• [TASK INSTRUCTIONS]: Give the entries again exactly, every one of them.

Entries taken from a collection:

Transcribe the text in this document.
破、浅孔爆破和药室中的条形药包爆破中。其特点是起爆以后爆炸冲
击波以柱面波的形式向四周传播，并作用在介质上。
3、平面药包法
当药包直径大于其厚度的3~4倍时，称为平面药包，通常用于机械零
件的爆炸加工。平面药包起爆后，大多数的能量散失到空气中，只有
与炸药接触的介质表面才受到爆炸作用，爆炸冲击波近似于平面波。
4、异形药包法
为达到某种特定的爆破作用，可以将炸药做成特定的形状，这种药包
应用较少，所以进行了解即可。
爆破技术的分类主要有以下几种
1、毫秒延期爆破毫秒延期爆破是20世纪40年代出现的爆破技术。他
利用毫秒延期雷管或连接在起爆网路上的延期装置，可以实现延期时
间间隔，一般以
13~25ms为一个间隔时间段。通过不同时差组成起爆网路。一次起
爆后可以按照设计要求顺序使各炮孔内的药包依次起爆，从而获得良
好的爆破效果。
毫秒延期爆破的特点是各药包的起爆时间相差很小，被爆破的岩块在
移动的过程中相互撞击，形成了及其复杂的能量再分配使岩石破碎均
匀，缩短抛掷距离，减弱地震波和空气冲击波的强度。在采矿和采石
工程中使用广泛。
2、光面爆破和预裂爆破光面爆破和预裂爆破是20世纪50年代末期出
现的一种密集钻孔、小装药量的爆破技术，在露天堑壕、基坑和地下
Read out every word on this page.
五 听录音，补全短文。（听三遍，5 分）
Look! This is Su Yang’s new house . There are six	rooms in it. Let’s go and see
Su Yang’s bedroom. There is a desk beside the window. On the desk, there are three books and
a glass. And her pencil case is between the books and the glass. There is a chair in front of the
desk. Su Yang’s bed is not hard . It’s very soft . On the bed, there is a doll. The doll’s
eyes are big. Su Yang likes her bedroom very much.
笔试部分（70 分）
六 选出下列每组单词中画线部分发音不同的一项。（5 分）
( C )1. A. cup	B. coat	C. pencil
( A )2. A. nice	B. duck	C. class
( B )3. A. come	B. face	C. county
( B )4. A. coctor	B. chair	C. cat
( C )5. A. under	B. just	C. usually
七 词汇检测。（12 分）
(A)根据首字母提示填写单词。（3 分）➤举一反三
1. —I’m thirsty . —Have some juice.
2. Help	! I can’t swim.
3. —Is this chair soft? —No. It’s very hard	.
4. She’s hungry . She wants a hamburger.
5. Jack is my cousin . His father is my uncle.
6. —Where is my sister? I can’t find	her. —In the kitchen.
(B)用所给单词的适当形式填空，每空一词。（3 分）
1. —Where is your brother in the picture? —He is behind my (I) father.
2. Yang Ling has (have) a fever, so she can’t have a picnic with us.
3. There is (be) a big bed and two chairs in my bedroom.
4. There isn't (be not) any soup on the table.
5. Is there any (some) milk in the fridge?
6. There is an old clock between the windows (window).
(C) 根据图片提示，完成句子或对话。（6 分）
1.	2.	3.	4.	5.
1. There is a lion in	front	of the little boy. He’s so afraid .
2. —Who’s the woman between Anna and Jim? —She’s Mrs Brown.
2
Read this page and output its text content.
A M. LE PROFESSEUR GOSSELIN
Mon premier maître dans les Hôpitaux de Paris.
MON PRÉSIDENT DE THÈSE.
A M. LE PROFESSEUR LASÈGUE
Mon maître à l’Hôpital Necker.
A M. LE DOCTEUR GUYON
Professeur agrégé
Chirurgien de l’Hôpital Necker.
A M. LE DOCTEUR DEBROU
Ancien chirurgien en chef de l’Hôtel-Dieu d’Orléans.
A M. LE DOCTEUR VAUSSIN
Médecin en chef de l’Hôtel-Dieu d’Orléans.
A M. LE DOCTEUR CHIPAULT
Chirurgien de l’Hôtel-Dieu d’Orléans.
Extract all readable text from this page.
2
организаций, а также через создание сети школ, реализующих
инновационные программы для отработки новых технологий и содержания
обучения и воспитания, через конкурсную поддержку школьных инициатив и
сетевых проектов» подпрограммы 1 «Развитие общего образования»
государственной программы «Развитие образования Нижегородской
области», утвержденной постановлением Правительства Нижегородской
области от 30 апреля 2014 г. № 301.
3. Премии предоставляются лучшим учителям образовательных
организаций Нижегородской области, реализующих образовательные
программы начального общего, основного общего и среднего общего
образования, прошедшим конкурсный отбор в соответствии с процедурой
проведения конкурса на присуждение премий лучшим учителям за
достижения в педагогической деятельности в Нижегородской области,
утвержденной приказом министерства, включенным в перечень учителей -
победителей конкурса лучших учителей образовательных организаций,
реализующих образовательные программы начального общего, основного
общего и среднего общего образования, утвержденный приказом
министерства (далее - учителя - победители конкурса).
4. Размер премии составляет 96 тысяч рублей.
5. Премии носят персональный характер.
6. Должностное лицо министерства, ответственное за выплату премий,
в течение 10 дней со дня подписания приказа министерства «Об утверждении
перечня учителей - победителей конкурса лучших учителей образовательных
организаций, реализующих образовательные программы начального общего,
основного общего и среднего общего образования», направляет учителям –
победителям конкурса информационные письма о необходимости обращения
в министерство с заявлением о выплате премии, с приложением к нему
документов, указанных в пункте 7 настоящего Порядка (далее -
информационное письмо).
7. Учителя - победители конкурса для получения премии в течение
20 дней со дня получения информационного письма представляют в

• [EXPECTED ANSWER]:
Transcribe the text in this document.
破、浅孔爆破和药室中的条形药包爆破中。其特点是起爆以后爆炸冲
击波以柱面波的形式向四周传播，并作用在介质上。
3、平面药包法
当药包直径大于其厚度的3~4倍时，称为平面药包，通常用于机械零
件的爆炸加工。平面药包起爆后，大多数的能量散失到空气中，只有
与炸药接触的介质表面才受到爆炸作用，爆炸冲击波近似于平面波。
4、异形药包法
为达到某种特定的爆破作用，可以将炸药做成特定的形状，这种药包
应用较少，所以进行了解即可。
爆破技术的分类主要有以下几种
1、毫秒延期爆破毫秒延期爆破是20世纪40年代出现的爆破技术。他
利用毫秒延期雷管或连接在起爆网路上的延期装置，可以实现延期时
间间隔，一般以
13~25ms为一个间隔时间段。通过不同时差组成起爆网路。一次起
爆后可以按照设计要求顺序使各炮孔内的药包依次起爆，从而获得良
好的爆破效果。
毫秒延期爆破的特点是各药包的起爆时间相差很小，被爆破的岩块在
移动的过程中相互撞击，形成了及其复杂的能量再分配使岩石破碎均
匀，缩短抛掷距离，减弱地震波和空气冲击波的强度。在采矿和采石
工程中使用广泛。
2、光面爆破和预裂爆破光面爆破和预裂爆破是20世纪50年代末期出
现的一种密集钻孔、小装药量的爆破技术，在露天堑壕、基坑和地下
Read out every word on this page.
五 听录音，补全短文。（听三遍，5 分）
Look! This is Su Yang’s new house . There are six	rooms in it. Let’s go and see
Su Yang’s bedroom. There is a desk beside the window. On the desk, there are three books and
a glass. And her pencil case is between the books and the glass. There is a chair in front of the
desk. Su Yang’s bed is not hard . It’s very soft . On the bed, there is a doll. The doll’s
eyes are big. Su Yang likes her bedroom very much.
笔试部分（70 分）
六 选出下列每组单词中画线部分发音不同的一项。（5 分）
( C )1. A. cup	B. coat	C. pencil
( A )2. A. nice	B. duck	C. class
( B )3. A. come	B. face	C. county
( B )4. A. coctor	B. chair	C. cat
( C )5. A. under	B. just	C. usually
七 词汇检测。（12 分）
(A)根据首字母提示填写单词。（3 分）➤举一反三
1. —I’m thirsty . —Have some juice.
2. Help	! I can’t swim.
3. —Is this chair soft? —No. It’s very hard	.
4. She’s hungry . She wants a hamburger.
5. Jack is my cousin . His father is my uncle.
6. —Where is my sister? I can’t find	her. —In the kitchen.
(B)用所给单词的适当形式填空，每空一词。（3 分）
1. —Where is your brother in the picture? —He is behind my (I) father.
2. Yang Ling has (have) a fever, so she can’t have a picnic with us.
3. There is (be) a big bed and two chairs in my bedroom.
4. There isn't (be not) any soup on the table.
5. Is there any (some) milk in the fridge?
6. There is an old clock between the windows (window).
(C) 根据图片提示，完成句子或对话。（6 分）
1.	2.	3.	4.	5.
1. There is a lion in	front	of the little boy. He’s so afraid .
2. —Who’s the woman between Anna and Jim? —She’s Mrs Brown.
2
Read this page and output its text content.
A M. LE PROFESSEUR GOSSELIN
Mon premier maître dans les Hôpitaux de Paris.
MON PRÉSIDENT DE THÈSE.
A M. LE PROFESSEUR LASÈGUE
Mon maître à l’Hôpital Necker.
A M. LE DOCTEUR GUYON
Professeur agrégé
Chirurgien de l’Hôpital Necker.
A M. LE DOCTEUR DEBROU
Ancien chirurgien en chef de l’Hôtel-Dieu d’Orléans.
A M. LE DOCTEUR VAUSSIN
Médecin en chef de l’Hôtel-Dieu d’Orléans.
A M. LE DOCTEUR CHIPAULT
Chirurgien de l’Hôtel-Dieu d’Orléans.
Extract all readable text from this page.
2
организаций, а также через создание сети школ, реализующих
инновационные программы для отработки новых технологий и содержания
обучения и воспитания, через конкурсную поддержку школьных инициатив и
сетевых проектов» подпрограммы 1 «Развитие общего образования»
государственной программы «Развитие образования Нижегородской
области», утвержденной постановлением Правительства Нижегородской
области от 30 апреля 2014 г. № 301.
3. Премии предоставляются лучшим учителям образовательных
организаций Нижегородской области, реализующих образовательные
программы начального общего, основного общего и среднего общего
образования, прошедшим конкурсный отбор в соответствии с процедурой
проведения конкурса на присуждение премий лучшим учителям за
достижения в педагогической деятельности в Нижегородской области,
утвержденной приказом министерства, включенным в перечень учителей -
победителей конкурса лучших учителей образовательных организаций,
реализующих образовательные программы начального общего, основного
общего и среднего общего образования, утвержденный приказом
министерства (далее - учителя - победители конкурса).
4. Размер премии составляет 96 тысяч рублей.
5. Премии носят персональный характер.
6. Должностное лицо министерства, ответственное за выплату премий,
в течение 10 дней со дня подписания приказа министерства «Об утверждении
перечня учителей - победителей конкурса лучших учителей образовательных
организаций, реализующих образовательные программы начального общего,
основного общего и среднего общего образования», направляет учителям –
победителям конкурса информационные письма о необходимости обращения
в министерство с заявлением о выплате премии, с приложением к нему
документов, указанных в пункте 7 настоящего Порядка (далее -
информационное письмо).
7. Учителя - победители конкурса для получения премии в течение
20 дней со дня получения информационного письма представляют в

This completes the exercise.